[Box coordinate listings]
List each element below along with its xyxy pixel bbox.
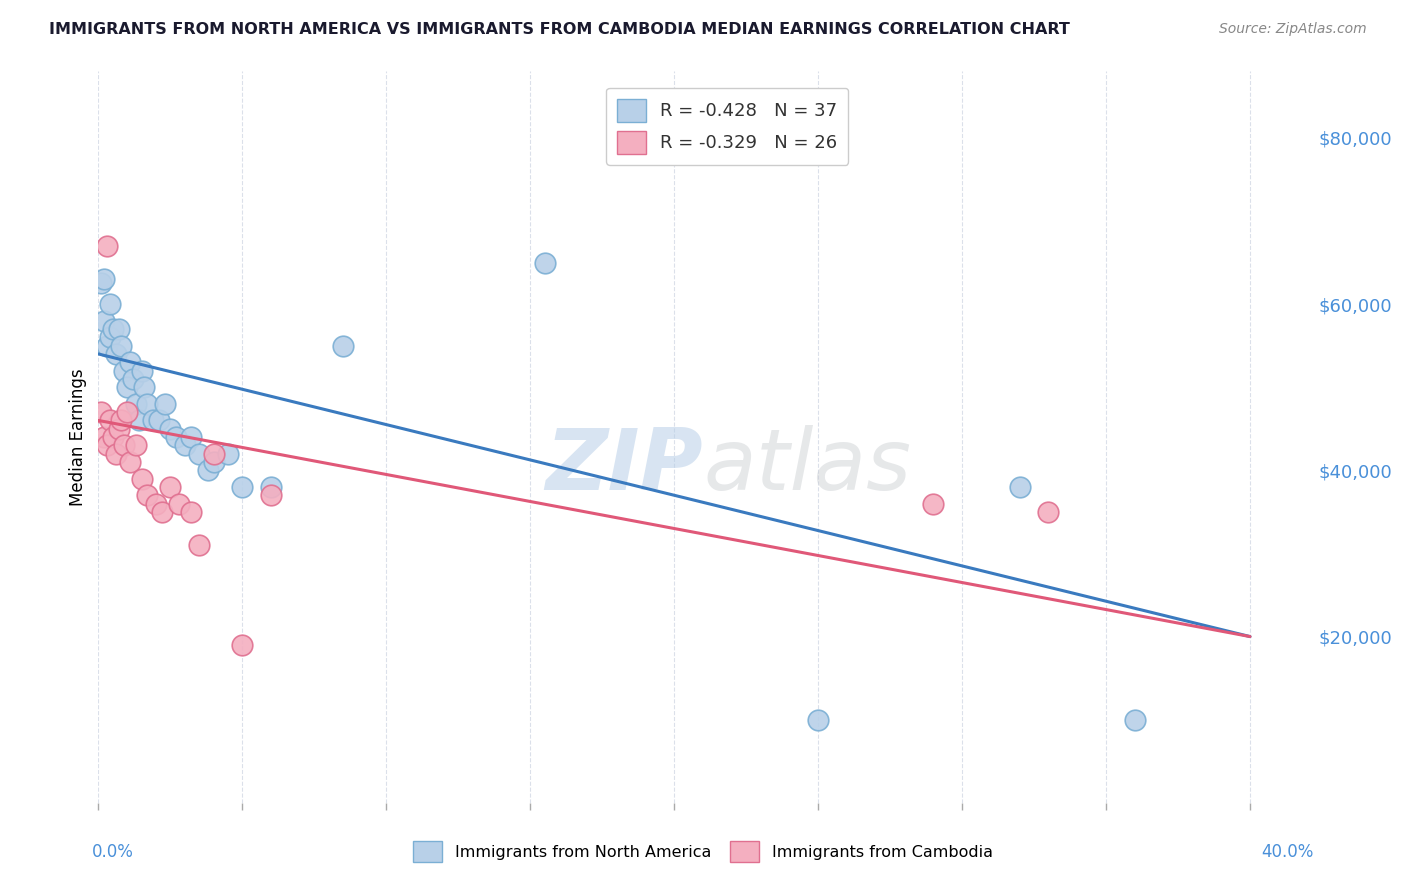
Point [202,455,225,469]
Point [167,497,190,511]
Point [134,380,156,394]
Point [188,447,211,461]
Point [1008,480,1031,494]
Point [110,338,132,352]
Point [115,380,138,394]
Point [125,438,148,452]
Point [807,713,830,727]
Point [159,480,181,494]
Point [1038,505,1060,519]
Point [142,413,165,427]
Point [260,488,283,502]
Point [115,405,138,419]
Point [98,297,121,311]
Point [188,538,211,552]
Point [128,413,150,427]
Point [231,638,253,652]
Point [104,447,127,461]
Point [125,397,148,411]
Point [104,347,127,361]
Point [533,255,555,269]
Point [136,488,159,502]
Point [90,405,112,419]
Point [131,472,153,486]
Point [93,272,115,286]
Point [96,239,118,253]
Point [180,505,202,519]
Text: 40.0%: 40.0% [1261,843,1313,861]
Point [98,330,121,344]
Point [148,413,170,427]
Point [122,372,145,386]
Point [1123,713,1146,727]
Point [131,363,153,377]
Y-axis label: Median Earnings: Median Earnings [69,368,87,506]
Point [180,430,202,444]
Point [150,505,173,519]
Point [96,338,118,352]
Point [101,322,124,336]
Text: ZIP: ZIP [546,425,703,508]
Point [98,413,121,427]
Point [202,447,225,461]
Point [231,480,253,494]
Point [93,430,115,444]
Point [165,430,187,444]
Point [107,422,129,436]
Point [260,480,283,494]
Legend: R = -0.428   N = 37, R = -0.329   N = 26: R = -0.428 N = 37, R = -0.329 N = 26 [606,87,848,165]
Point [136,397,159,411]
Point [107,322,129,336]
Point [197,463,219,477]
Point [96,438,118,452]
Point [120,455,142,469]
Point [93,314,115,328]
Text: 0.0%: 0.0% [93,843,134,861]
Point [112,438,135,452]
Legend: Immigrants from North America, Immigrants from Cambodia: Immigrants from North America, Immigrant… [406,835,1000,868]
Text: Source: ZipAtlas.com: Source: ZipAtlas.com [1219,22,1367,37]
Point [101,430,124,444]
Point [112,363,135,377]
Point [145,497,167,511]
Point [922,497,945,511]
Text: atlas: atlas [703,425,911,508]
Point [217,447,239,461]
Point [110,413,132,427]
Point [90,277,112,291]
Text: IMMIGRANTS FROM NORTH AMERICA VS IMMIGRANTS FROM CAMBODIA MEDIAN EARNINGS CORREL: IMMIGRANTS FROM NORTH AMERICA VS IMMIGRA… [49,22,1070,37]
Point [120,355,142,369]
Point [173,438,195,452]
Point [332,338,354,352]
Point [159,422,181,436]
Point [153,397,176,411]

Aim: Reproduce the box coordinate listings above line for line, leaving out the pictures.

Result below:
List each element below along with its xyxy pixel bbox.
Point [202,455,225,469]
Point [167,497,190,511]
Point [134,380,156,394]
Point [188,447,211,461]
Point [1008,480,1031,494]
Point [110,338,132,352]
Point [115,380,138,394]
Point [125,438,148,452]
Point [807,713,830,727]
Point [159,480,181,494]
Point [1038,505,1060,519]
Point [142,413,165,427]
Point [260,488,283,502]
Point [115,405,138,419]
Point [98,297,121,311]
Point [188,538,211,552]
Point [128,413,150,427]
Point [231,638,253,652]
Point [104,447,127,461]
Point [125,397,148,411]
Point [104,347,127,361]
Point [533,255,555,269]
Point [136,488,159,502]
Point [90,405,112,419]
Point [131,472,153,486]
Point [93,272,115,286]
Point [96,239,118,253]
Point [180,505,202,519]
Text: 40.0%: 40.0% [1261,843,1313,861]
Point [98,330,121,344]
Point [148,413,170,427]
Point [122,372,145,386]
Point [1123,713,1146,727]
Point [131,363,153,377]
Y-axis label: Median Earnings: Median Earnings [69,368,87,506]
Point [180,430,202,444]
Point [150,505,173,519]
Point [96,338,118,352]
Point [101,322,124,336]
Text: ZIP: ZIP [546,425,703,508]
Point [98,413,121,427]
Point [202,447,225,461]
Point [231,480,253,494]
Point [93,430,115,444]
Point [165,430,187,444]
Point [107,422,129,436]
Point [260,480,283,494]
Legend: R = -0.428   N = 37, R = -0.329   N = 26: R = -0.428 N = 37, R = -0.329 N = 26 [606,87,848,165]
Point [136,397,159,411]
Point [107,322,129,336]
Point [197,463,219,477]
Point [96,438,118,452]
Point [120,455,142,469]
Point [93,314,115,328]
Text: 0.0%: 0.0% [93,843,134,861]
Point [112,438,135,452]
Legend: Immigrants from North America, Immigrants from Cambodia: Immigrants from North America, Immigrant… [406,835,1000,868]
Text: Source: ZipAtlas.com: Source: ZipAtlas.com [1219,22,1367,37]
Point [101,430,124,444]
Point [112,363,135,377]
Point [145,497,167,511]
Point [922,497,945,511]
Text: atlas: atlas [703,425,911,508]
Point [217,447,239,461]
Point [110,413,132,427]
Point [90,277,112,291]
Text: IMMIGRANTS FROM NORTH AMERICA VS IMMIGRANTS FROM CAMBODIA MEDIAN EARNINGS CORREL: IMMIGRANTS FROM NORTH AMERICA VS IMMIGRA… [49,22,1070,37]
Point [120,355,142,369]
Point [173,438,195,452]
Point [332,338,354,352]
Point [159,422,181,436]
Point [153,397,176,411]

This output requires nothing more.